■ **What this task involves**:
Restate the material word for word and leave out anything that is a picture.

Data records:
++++
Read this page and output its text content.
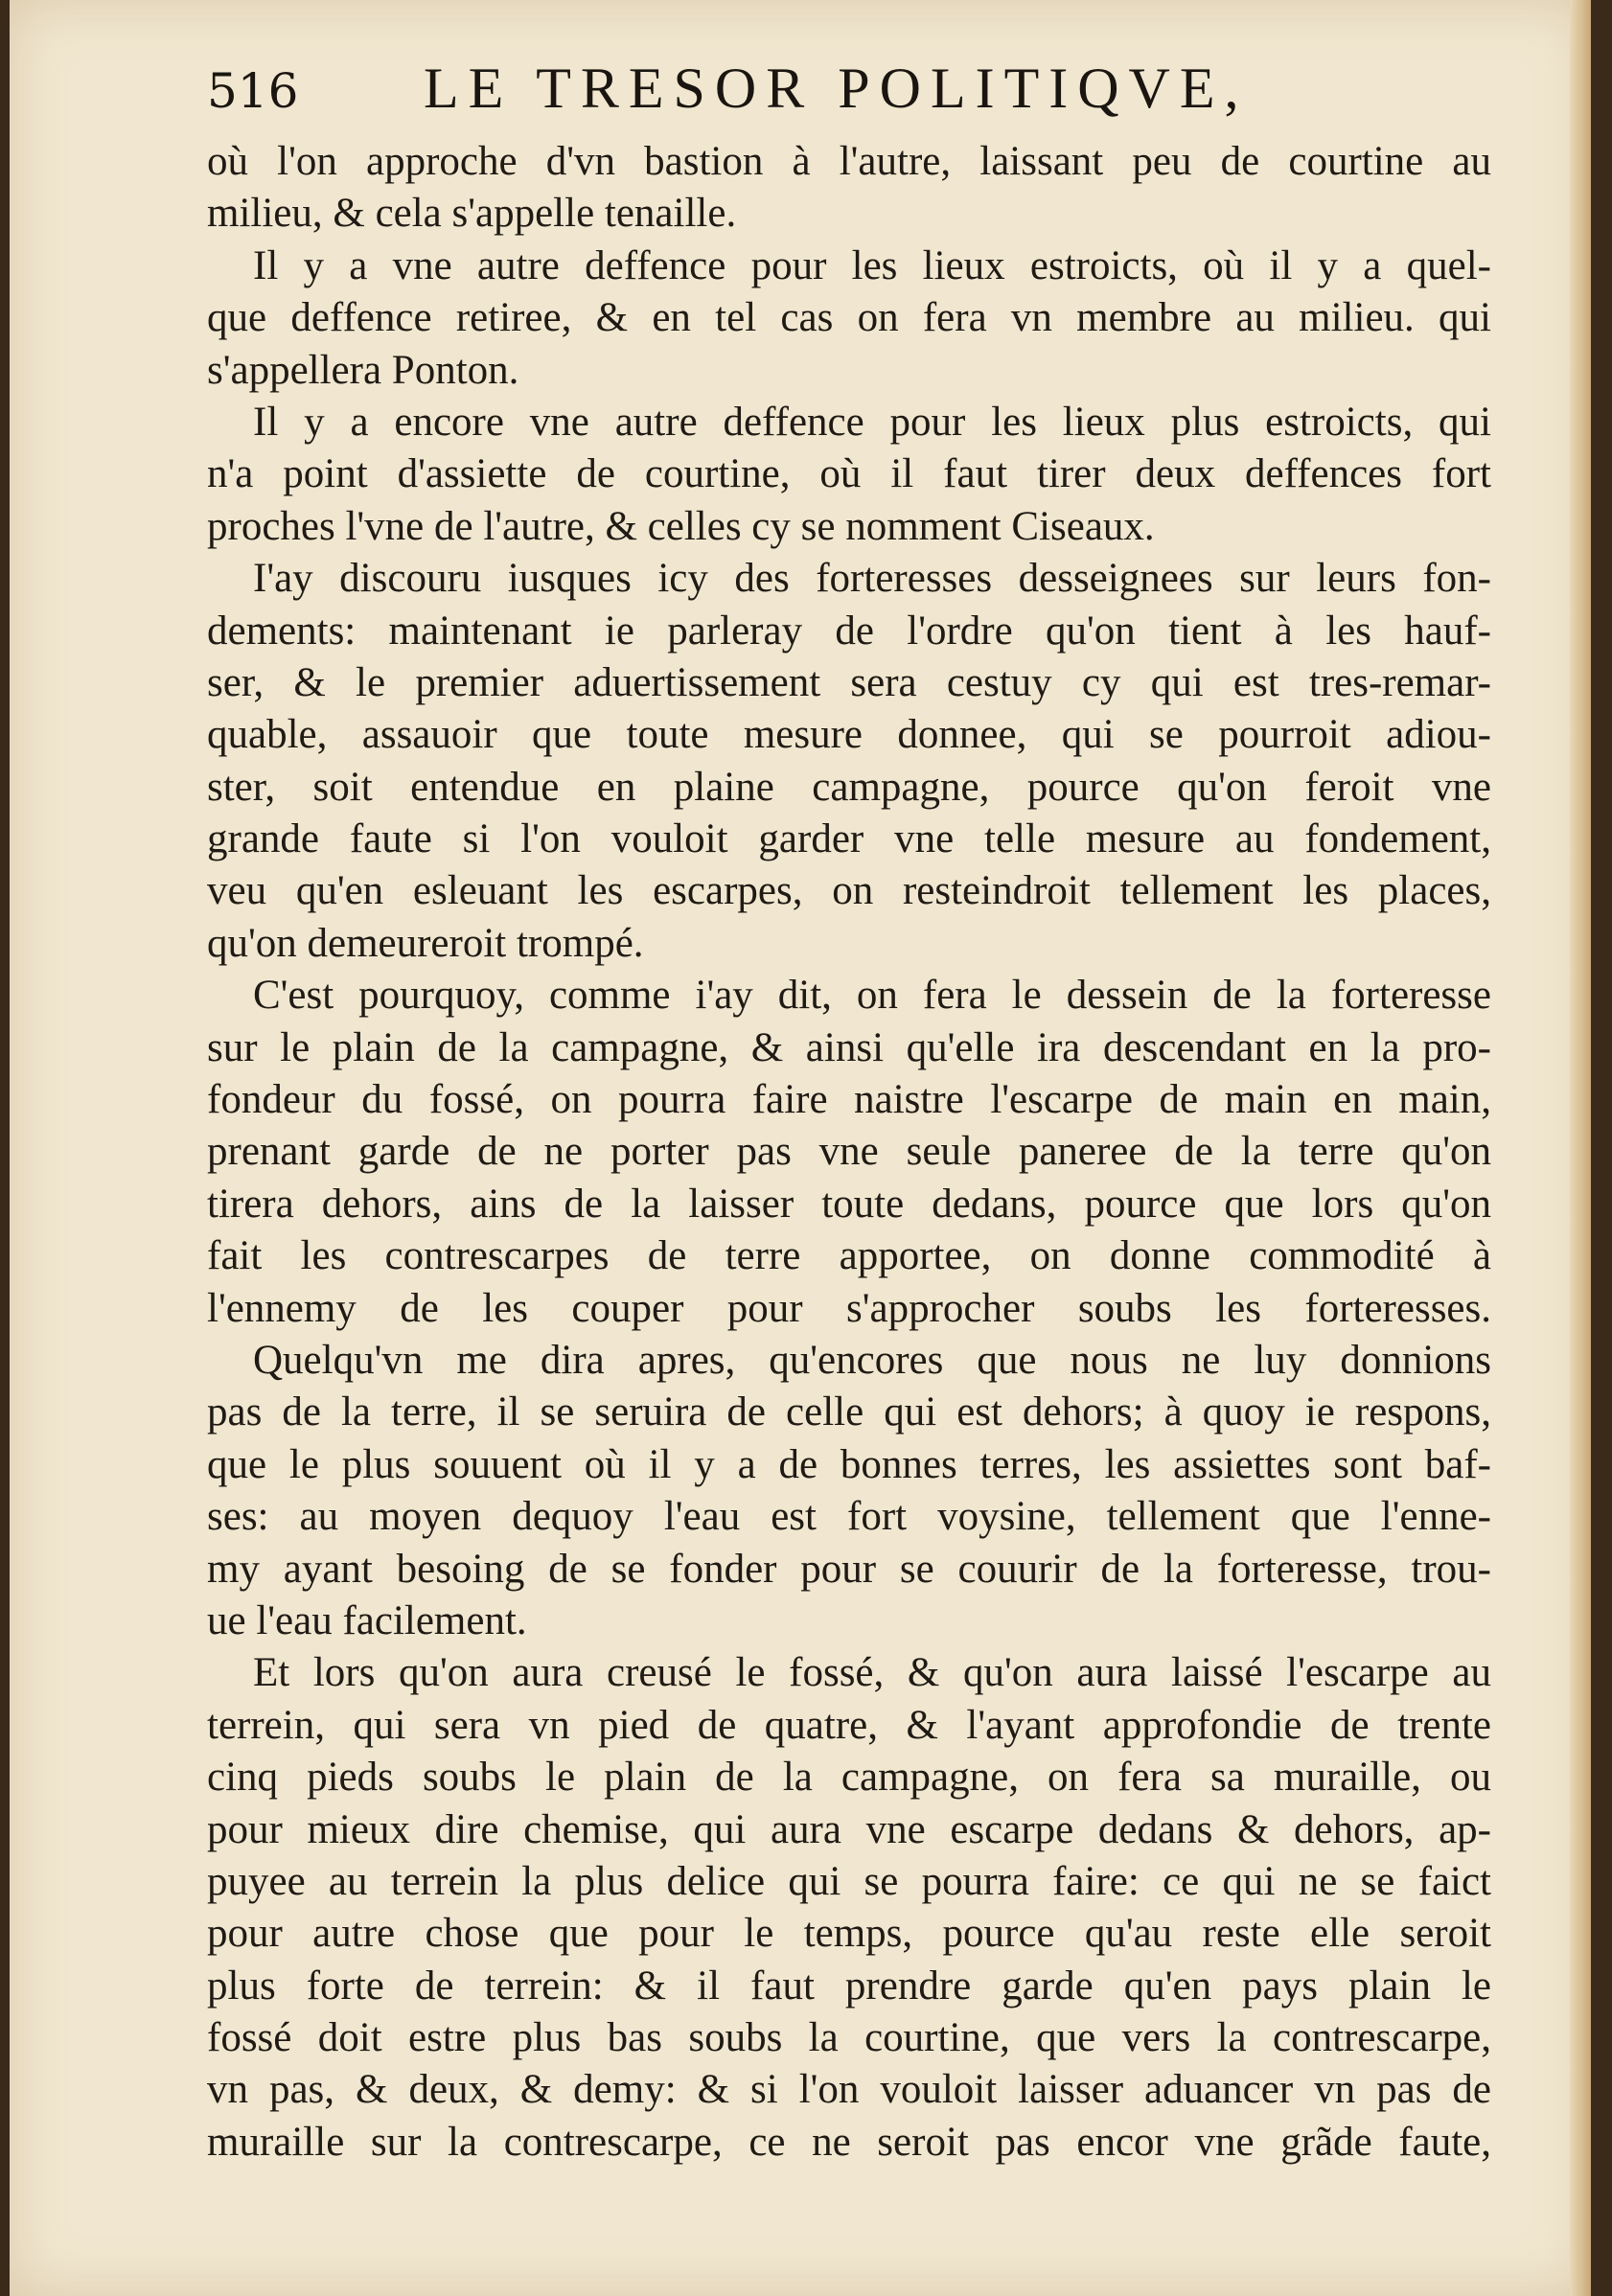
516 LE TRESOR POLITIQVE,
où l'on approche d'vn bastion à l'autre, laissant peu de courtine au
milieu, & cela s'appelle tenaille.
Il y a vne autre deffence pour les lieux estroicts, où il y a quel-
que deffence retiree, & en tel cas on fera vn membre au milieu. qui
s'appellera Ponton.
Il y a encore vne autre deffence pour les lieux plus estroicts, qui
n'a point d'assiette de courtine, où il faut tirer deux deffences fort
proches l'vne de l'autre, & celles cy se nomment Ciseaux.
I'ay discouru iusques icy des forteresses desseignees sur leurs fon-
dements: maintenant ie parleray de l'ordre qu'on tient à les hauf-
ser, & le premier aduertissement sera cestuy cy qui est tres-remar-
quable, assauoir que toute mesure donnee, qui se pourroit adiou-
ster, soit entendue en plaine campagne, pource qu'on feroit vne
grande faute si l'on vouloit garder vne telle mesure au fondement,
veu qu'en esleuant les escarpes, on resteindroit tellement les places,
qu'on demeureroit trompé.
C'est pourquoy, comme i'ay dit, on fera le dessein de la forteresse
sur le plain de la campagne, & ainsi qu'elle ira descendant en la pro-
fondeur du fossé, on pourra faire naistre l'escarpe de main en main,
prenant garde de ne porter pas vne seule paneree de la terre qu'on
tirera dehors, ains de la laisser toute dedans, pource que lors qu'on
fait les contrescarpes de terre apportee, on donne commodité à
l'ennemy de les couper pour s'approcher soubs les forteresses.
Quelqu'vn me dira apres, qu'encores que nous ne luy donnions
pas de la terre, il se seruira de celle qui est dehors; à quoy ie respons,
que le plus souuent où il y a de bonnes terres, les assiettes sont baf-
ses: au moyen dequoy l'eau est fort voysine, tellement que l'enne-
my ayant besoing de se fonder pour se couurir de la forteresse, trou-
ue l'eau facilement.
Et lors qu'on aura creusé le fossé, & qu'on aura laissé l'escarpe au
terrein, qui sera vn pied de quatre, & l'ayant approfondie de trente
cinq pieds soubs le plain de la campagne, on fera sa muraille, ou
pour mieux dire chemise, qui aura vne escarpe dedans & dehors, ap-
puyee au terrein la plus delice qui se pourra faire: ce qui ne se faict
pour autre chose que pour le temps, pource qu'au reste elle seroit
plus forte de terrein: & il faut prendre garde qu'en pays plain le
fossé doit estre plus bas soubs la courtine, que vers la contrescarpe,
vn pas, & deux, & demy: & si l'on vouloit laisser aduancer vn pas de
muraille sur la contrescarpe, ce ne seroit pas encor vne grãde faute,
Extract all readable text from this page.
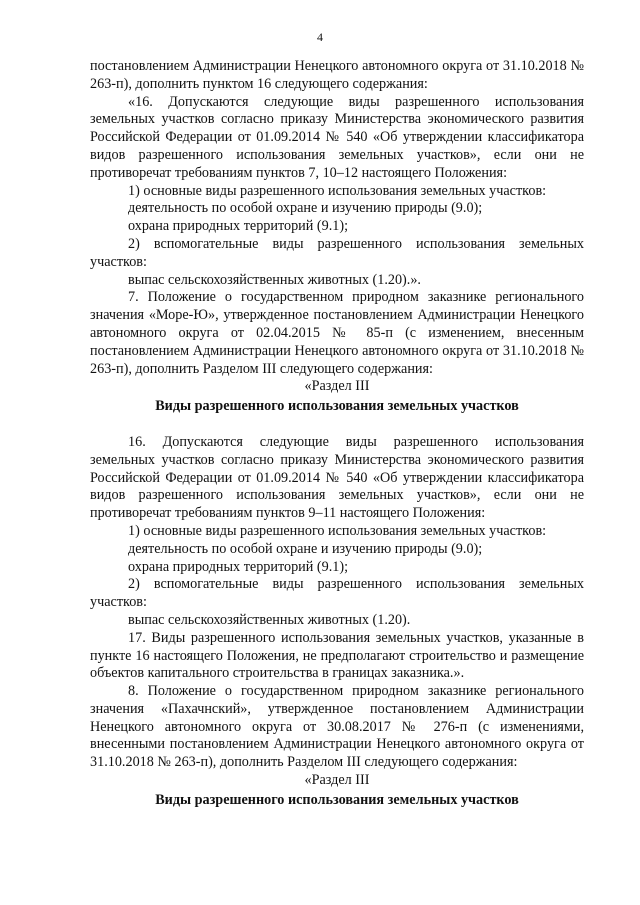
4

постановлением Администрации Ненецкого автономного округа от 31.10.2018 № 263-п), дополнить пунктом 16 следующего содержания:

«16. Допускаются следующие виды разрешенного использования земельных участков согласно приказу Министерства экономического развития Российской Федерации от 01.09.2014 № 540 «Об утверждении классификатора видов разрешенного использования земельных участков», если они не противоречат требованиям пунктов 7, 10–12 настоящего Положения:

1) основные виды разрешенного использования земельных участков:

деятельность по особой охране и изучению природы (9.0);

охрана природных территорий (9.1);

2) вспомогательные виды разрешенного использования земельных участков:

выпас сельскохозяйственных животных (1.20).».

7. Положение о государственном природном заказнике регионального значения «Море-Ю», утвержденное постановлением Администрации Ненецкого автономного округа от 02.04.2015 № 85-п (с изменением, внесенным постановлением Администрации Ненецкого автономного округа от 31.10.2018 № 263-п), дополнить Разделом III следующего содержания:

«Раздел III

Виды разрешенного использования земельных участков

16. Допускаются следующие виды разрешенного использования земельных участков согласно приказу Министерства экономического развития Российской Федерации от 01.09.2014 № 540 «Об утверждении классификатора видов разрешенного использования земельных участков», если они не противоречат требованиям пунктов 9–11 настоящего Положения:

1) основные виды разрешенного использования земельных участков:

деятельность по особой охране и изучению природы (9.0);

охрана природных территорий (9.1);

2) вспомогательные виды разрешенного использования земельных участков:

выпас сельскохозяйственных животных (1.20).

17. Виды разрешенного использования земельных участков, указанные в пункте 16 настоящего Положения, не предполагают строительство и размещение объектов капитального строительства в границах заказника.».

8. Положение о государственном природном заказнике регионального значения «Пахачнский», утвержденное постановлением Администрации Ненецкого автономного округа от 30.08.2017 № 276-п (с изменениями, внесенными постановлением Администрации Ненецкого автономного округа от 31.10.2018 № 263-п), дополнить Разделом III следующего содержания:

«Раздел III

Виды разрешенного использования земельных участков
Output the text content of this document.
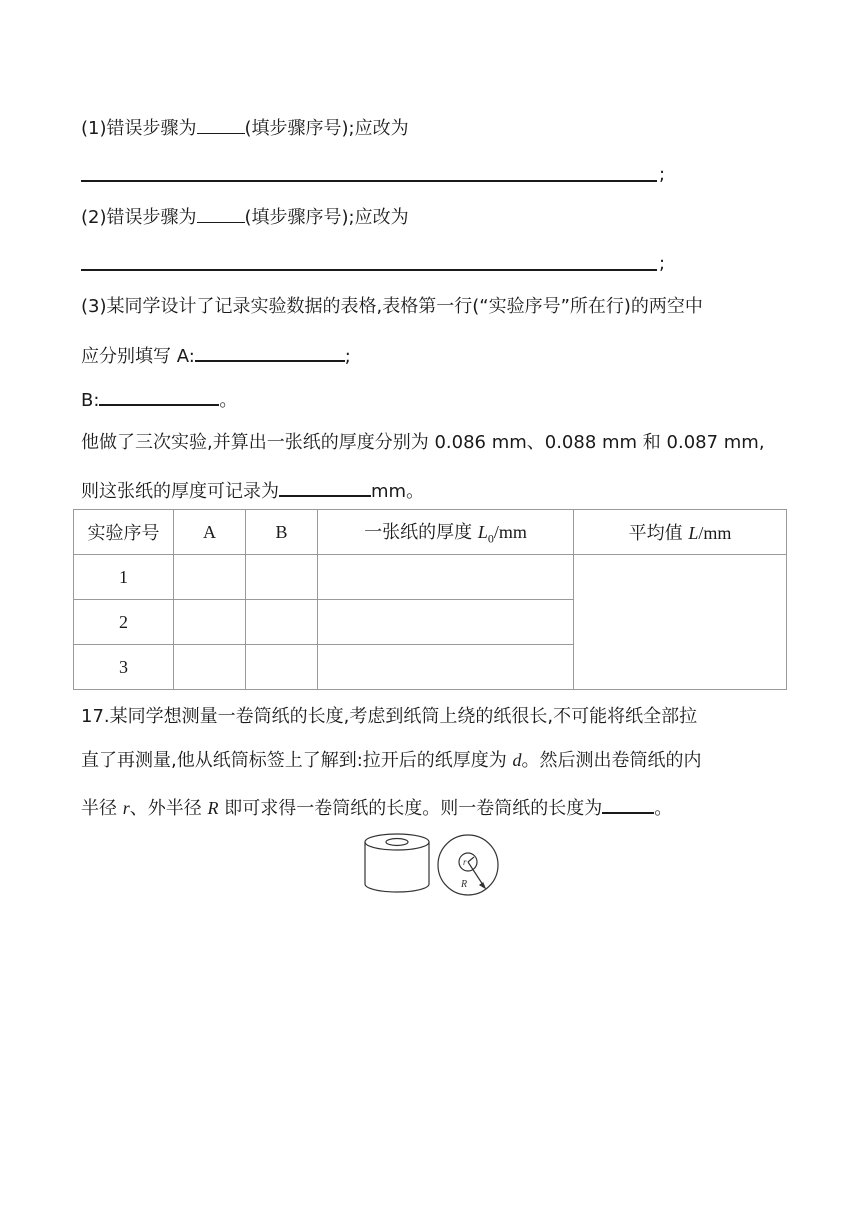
(1)错误步骤为	(填步骤序号);应改为
;
(2)错误步骤为	(填步骤序号);应改为
;
(3)某同学设计了记录实验数据的表格,表格第一行(“实验序号”所在行)的两空中
应分别填写 A:	;
B:	。
他做了三次实验,并算出一张纸的厚度分别为 0.086 mm、0.088 mm 和 0.087 mm,
则这张纸的厚度可记录为	mm。
实验序号	A	B	一张纸的厚度 $L_0/mm$	平均值 L/mm
1				
2				
3				
17.某同学想测量一卷筒纸的长度,考虑到纸筒上绕的纸很长,不可能将纸全部拉
直了再测量,他从纸筒标签上了解到:拉开后的纸厚度为 d。然后测出卷筒纸的内
半径 r、外半径 R 即可求得一卷筒纸的长度。则一卷筒纸的长度为	。
r
R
++++
■ **Written solution**:
Read this page and output its text content.
516 LE TRESOR POLITIQVE,
où l'on approche d'vn bastion à l'autre, laissant peu de courtine au
milieu, & cela s'appelle tenaille.
Il y a vne autre deffence pour les lieux estroicts, où il y a quel-
que deffence retiree, & en tel cas on fera vn membre au milieu. qui
s'appellera Ponton.
Il y a encore vne autre deffence pour les lieux plus estroicts, qui
n'a point d'assiette de courtine, où il faut tirer deux deffences fort
proches l'vne de l'autre, & celles cy se nomment Ciseaux.
I'ay discouru iusques icy des forteresses desseignees sur leurs fon-
dements: maintenant ie parleray de l'ordre qu'on tient à les hauf-
ser, & le premier aduertissement sera cestuy cy qui est tres-remar-
quable, assauoir que toute mesure donnee, qui se pourroit adiou-
ster, soit entendue en plaine campagne, pource qu'on feroit vne
grande faute si l'on vouloit garder vne telle mesure au fondement,
veu qu'en esleuant les escarpes, on resteindroit tellement les places,
qu'on demeureroit trompé.
C'est pourquoy, comme i'ay dit, on fera le dessein de la forteresse
sur le plain de la campagne, & ainsi qu'elle ira descendant en la pro-
fondeur du fossé, on pourra faire naistre l'escarpe de main en main,
prenant garde de ne porter pas vne seule paneree de la terre qu'on
tirera dehors, ains de la laisser toute dedans, pource que lors qu'on
fait les contrescarpes de terre apportee, on donne commodité à
l'ennemy de les couper pour s'approcher soubs les forteresses.
Quelqu'vn me dira apres, qu'encores que nous ne luy donnions
pas de la terre, il se seruira de celle qui est dehors; à quoy ie respons,
que le plus souuent où il y a de bonnes terres, les assiettes sont baf-
ses: au moyen dequoy l'eau est fort voysine, tellement que l'enne-
my ayant besoing de se fonder pour se couurir de la forteresse, trou-
ue l'eau facilement.
Et lors qu'on aura creusé le fossé, & qu'on aura laissé l'escarpe au
terrein, qui sera vn pied de quatre, & l'ayant approfondie de trente
cinq pieds soubs le plain de la campagne, on fera sa muraille, ou
pour mieux dire chemise, qui aura vne escarpe dedans & dehors, ap-
puyee au terrein la plus delice qui se pourra faire: ce qui ne se faict
pour autre chose que pour le temps, pource qu'au reste elle seroit
plus forte de terrein: & il faut prendre garde qu'en pays plain le
fossé doit estre plus bas soubs la courtine, que vers la contrescarpe,
vn pas, & deux, & demy: & si l'on vouloit laisser aduancer vn pas de
muraille sur la contrescarpe, ce ne seroit pas encor vne grãde faute,
Extract all readable text from this page.
4

постановлением Администрации Ненецкого автономного округа от 31.10.2018 № 263-п), дополнить пунктом 16 следующего содержания:

«16. Допускаются следующие виды разрешенного использования земельных участков согласно приказу Министерства экономического развития Российской Федерации от 01.09.2014 № 540 «Об утверждении классификатора видов разрешенного использования земельных участков», если они не противоречат требованиям пунктов 7, 10–12 настоящего Положения:

1) основные виды разрешенного использования земельных участков:

деятельность по особой охране и изучению природы (9.0);

охрана природных территорий (9.1);

2) вспомогательные виды разрешенного использования земельных участков:

выпас сельскохозяйственных животных (1.20).».

7. Положение о государственном природном заказнике регионального значения «Море-Ю», утвержденное постановлением Администрации Ненецкого автономного округа от 02.04.2015 № 85-п (с изменением, внесенным постановлением Администрации Ненецкого автономного округа от 31.10.2018 № 263-п), дополнить Разделом III следующего содержания:

«Раздел III

Виды разрешенного использования земельных участков

16. Допускаются следующие виды разрешенного использования земельных участков согласно приказу Министерства экономического развития Российской Федерации от 01.09.2014 № 540 «Об утверждении классификатора видов разрешенного использования земельных участков», если они не противоречат требованиям пунктов 9–11 настоящего Положения:

1) основные виды разрешенного использования земельных участков:

деятельность по особой охране и изучению природы (9.0);

охрана природных территорий (9.1);

2) вспомогательные виды разрешенного использования земельных участков:

выпас сельскохозяйственных животных (1.20).

17. Виды разрешенного использования земельных участков, указанные в пункте 16 настоящего Положения, не предполагают строительство и размещение объектов капитального строительства в границах заказника.».

8. Положение о государственном природном заказнике регионального значения «Пахачнский», утвержденное постановлением Администрации Ненецкого автономного округа от 30.08.2017 № 276-п (с изменениями, внесенными постановлением Администрации Ненецкого автономного округа от 31.10.2018 № 263-п), дополнить Разделом III следующего содержания:

«Раздел III

Виды разрешенного использования земельных участков
Output the text content of this document.
(1)错误步骤为	(填步骤序号);应改为
;
(2)错误步骤为	(填步骤序号);应改为
;
(3)某同学设计了记录实验数据的表格,表格第一行(“实验序号”所在行)的两空中
应分别填写 A:	;
B:	。
他做了三次实验,并算出一张纸的厚度分别为 0.086 mm、0.088 mm 和 0.087 mm,
则这张纸的厚度可记录为	mm。
实验序号	A	B	一张纸的厚度 $L_0/mm$	平均值 L/mm
1				
2				
3				
17.某同学想测量一卷筒纸的长度,考虑到纸筒上绕的纸很长,不可能将纸全部拉
直了再测量,他从纸筒标签上了解到:拉开后的纸厚度为 d。然后测出卷筒纸的内
半径 r、外半径 R 即可求得一卷筒纸的长度。则一卷筒纸的长度为	。
r
R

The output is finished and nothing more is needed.